* **Your task**: Find every line in the records below that contains the word "color", and copy each such line.

Figure data in JSON
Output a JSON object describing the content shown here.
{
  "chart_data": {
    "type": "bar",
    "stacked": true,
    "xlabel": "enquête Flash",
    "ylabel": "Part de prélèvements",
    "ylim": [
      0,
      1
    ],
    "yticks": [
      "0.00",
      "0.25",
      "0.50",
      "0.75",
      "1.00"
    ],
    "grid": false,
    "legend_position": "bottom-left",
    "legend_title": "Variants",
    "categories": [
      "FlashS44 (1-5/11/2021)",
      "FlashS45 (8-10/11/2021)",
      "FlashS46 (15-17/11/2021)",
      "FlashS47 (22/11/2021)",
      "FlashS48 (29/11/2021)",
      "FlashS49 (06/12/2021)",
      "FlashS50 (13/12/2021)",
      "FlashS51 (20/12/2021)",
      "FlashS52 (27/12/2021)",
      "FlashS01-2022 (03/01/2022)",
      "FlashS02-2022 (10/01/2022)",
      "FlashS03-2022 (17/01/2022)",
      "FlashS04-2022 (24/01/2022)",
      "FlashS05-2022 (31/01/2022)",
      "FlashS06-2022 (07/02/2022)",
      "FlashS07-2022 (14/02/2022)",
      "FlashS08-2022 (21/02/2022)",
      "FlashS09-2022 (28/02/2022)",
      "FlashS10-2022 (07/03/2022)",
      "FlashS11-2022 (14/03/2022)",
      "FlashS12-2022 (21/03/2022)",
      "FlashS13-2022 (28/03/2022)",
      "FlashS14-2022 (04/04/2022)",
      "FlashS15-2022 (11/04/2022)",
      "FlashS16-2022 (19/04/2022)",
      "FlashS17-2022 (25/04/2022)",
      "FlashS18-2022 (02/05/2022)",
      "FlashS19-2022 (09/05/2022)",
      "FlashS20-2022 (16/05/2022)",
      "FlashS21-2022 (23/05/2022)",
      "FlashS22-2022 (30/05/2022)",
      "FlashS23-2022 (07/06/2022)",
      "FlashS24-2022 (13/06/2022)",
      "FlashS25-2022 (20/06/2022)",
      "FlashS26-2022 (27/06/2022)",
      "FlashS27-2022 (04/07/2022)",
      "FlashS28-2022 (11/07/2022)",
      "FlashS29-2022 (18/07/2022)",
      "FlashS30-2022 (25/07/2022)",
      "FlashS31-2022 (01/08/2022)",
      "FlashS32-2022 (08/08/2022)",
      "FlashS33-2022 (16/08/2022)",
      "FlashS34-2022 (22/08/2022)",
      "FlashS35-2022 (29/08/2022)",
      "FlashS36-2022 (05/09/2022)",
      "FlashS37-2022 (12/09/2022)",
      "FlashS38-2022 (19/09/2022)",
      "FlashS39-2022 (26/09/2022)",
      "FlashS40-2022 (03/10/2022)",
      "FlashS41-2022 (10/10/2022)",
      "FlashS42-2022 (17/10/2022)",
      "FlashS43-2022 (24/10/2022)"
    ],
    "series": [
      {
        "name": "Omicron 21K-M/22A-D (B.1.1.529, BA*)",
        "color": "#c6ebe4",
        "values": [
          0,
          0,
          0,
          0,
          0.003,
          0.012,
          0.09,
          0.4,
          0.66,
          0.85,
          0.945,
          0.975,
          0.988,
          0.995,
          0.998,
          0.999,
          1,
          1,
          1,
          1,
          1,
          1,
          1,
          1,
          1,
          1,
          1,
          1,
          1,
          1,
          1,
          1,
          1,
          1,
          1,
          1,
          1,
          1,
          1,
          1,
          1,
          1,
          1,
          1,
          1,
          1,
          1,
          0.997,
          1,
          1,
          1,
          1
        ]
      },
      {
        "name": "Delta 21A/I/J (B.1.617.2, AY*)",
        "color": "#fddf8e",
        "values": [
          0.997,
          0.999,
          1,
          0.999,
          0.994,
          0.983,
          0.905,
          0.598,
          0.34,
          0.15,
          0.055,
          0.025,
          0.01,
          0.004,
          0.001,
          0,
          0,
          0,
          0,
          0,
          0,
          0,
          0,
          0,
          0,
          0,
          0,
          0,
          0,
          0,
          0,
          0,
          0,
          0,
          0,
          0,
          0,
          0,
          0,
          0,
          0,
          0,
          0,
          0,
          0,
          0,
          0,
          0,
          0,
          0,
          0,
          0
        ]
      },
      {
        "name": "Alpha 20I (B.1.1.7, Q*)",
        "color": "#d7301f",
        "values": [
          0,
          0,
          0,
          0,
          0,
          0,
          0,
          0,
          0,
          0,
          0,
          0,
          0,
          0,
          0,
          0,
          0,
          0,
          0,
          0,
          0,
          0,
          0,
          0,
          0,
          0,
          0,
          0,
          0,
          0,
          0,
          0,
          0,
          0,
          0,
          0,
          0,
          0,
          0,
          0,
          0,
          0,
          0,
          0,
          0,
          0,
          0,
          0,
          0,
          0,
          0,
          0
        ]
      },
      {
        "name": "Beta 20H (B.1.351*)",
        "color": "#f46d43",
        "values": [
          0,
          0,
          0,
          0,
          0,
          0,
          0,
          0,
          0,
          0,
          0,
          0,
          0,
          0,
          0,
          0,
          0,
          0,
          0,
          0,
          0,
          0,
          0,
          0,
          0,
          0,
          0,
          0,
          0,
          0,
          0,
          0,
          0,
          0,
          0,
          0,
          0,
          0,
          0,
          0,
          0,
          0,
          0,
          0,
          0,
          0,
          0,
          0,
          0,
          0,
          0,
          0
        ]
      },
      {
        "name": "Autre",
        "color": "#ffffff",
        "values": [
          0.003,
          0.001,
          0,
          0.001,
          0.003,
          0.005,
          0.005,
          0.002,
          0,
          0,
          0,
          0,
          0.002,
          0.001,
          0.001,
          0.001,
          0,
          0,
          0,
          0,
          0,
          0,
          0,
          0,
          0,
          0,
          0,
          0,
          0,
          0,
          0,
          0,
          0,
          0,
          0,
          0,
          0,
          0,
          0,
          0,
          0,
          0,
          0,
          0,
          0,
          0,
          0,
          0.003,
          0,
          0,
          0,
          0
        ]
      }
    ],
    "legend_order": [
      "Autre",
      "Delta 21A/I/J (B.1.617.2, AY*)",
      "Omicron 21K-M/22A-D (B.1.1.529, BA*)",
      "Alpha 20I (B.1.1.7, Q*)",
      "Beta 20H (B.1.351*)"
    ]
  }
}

* **Complete response**:
        "color": "#c6ebe4",
        "color": "#fddf8e",
        "color": "#d7301f",
        "color": "#f46d43",
        "color": "#ffffff",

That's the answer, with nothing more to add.